* **Your task**: Read the lines that follow and pick out every one containing the word "chart".

* **Extracted data**:

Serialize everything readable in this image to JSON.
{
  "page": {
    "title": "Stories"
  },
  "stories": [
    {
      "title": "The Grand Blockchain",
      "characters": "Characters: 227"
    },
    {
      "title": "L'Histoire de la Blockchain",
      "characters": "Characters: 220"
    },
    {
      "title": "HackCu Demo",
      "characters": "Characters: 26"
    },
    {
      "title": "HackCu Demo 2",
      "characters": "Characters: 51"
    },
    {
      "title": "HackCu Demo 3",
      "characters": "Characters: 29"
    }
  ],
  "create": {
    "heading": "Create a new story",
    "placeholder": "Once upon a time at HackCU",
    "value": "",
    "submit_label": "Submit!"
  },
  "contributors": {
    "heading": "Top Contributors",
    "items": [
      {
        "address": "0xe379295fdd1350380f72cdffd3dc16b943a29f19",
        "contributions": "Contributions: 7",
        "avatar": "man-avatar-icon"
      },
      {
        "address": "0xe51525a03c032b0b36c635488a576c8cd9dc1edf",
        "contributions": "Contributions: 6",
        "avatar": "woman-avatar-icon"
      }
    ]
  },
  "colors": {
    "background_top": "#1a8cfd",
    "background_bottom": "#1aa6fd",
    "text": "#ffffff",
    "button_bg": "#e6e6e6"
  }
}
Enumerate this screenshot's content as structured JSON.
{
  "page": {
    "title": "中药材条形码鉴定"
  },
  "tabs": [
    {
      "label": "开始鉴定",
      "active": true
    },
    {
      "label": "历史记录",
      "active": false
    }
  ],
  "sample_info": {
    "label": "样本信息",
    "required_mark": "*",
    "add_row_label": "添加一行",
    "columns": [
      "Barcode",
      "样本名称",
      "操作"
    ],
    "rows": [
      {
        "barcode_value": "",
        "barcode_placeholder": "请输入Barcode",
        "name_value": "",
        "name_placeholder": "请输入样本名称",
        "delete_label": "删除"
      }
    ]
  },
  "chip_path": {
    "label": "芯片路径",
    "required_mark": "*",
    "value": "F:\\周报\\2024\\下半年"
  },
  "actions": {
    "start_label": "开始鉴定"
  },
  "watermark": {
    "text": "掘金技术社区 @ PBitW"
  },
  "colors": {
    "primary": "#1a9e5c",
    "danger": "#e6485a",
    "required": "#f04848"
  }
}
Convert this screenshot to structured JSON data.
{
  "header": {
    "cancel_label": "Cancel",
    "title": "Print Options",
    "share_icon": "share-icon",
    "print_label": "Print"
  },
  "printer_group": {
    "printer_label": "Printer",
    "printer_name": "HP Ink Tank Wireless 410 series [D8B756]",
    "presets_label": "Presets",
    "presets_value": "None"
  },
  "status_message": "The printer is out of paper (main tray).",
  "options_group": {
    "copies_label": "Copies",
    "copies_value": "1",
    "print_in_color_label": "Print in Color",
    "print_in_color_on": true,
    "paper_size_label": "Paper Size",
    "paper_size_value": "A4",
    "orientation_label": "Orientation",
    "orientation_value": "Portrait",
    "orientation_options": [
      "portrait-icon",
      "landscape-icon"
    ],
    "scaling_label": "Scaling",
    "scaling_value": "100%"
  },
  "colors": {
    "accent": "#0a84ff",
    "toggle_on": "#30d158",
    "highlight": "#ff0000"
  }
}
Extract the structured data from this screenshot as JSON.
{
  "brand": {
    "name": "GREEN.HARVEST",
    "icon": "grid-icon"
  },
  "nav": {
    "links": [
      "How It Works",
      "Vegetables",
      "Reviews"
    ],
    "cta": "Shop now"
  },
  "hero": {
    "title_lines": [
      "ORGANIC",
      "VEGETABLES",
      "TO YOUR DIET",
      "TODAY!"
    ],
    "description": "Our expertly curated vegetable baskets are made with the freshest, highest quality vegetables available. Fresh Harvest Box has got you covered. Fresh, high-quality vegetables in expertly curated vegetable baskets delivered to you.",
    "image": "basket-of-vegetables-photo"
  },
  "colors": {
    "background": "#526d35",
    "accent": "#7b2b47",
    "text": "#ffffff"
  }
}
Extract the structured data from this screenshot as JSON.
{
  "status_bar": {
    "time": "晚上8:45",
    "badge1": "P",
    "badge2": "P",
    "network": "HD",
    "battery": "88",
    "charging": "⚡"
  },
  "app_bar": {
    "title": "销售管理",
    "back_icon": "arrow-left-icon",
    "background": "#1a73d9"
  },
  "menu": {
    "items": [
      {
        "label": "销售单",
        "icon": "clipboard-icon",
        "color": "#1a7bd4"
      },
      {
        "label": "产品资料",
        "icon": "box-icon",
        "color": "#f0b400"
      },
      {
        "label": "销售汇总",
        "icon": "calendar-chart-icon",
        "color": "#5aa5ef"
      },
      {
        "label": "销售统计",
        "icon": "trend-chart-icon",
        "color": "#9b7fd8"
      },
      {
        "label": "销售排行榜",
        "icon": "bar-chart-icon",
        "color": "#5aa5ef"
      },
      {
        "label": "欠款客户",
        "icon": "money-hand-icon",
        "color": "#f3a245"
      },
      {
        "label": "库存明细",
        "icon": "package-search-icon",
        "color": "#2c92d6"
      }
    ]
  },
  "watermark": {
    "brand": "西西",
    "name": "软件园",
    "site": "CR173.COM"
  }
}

* **Answer to the exercise**:
        "icon": "calendar-chart-icon",
        "icon": "trend-chart-icon",
        "icon": "bar-chart-icon",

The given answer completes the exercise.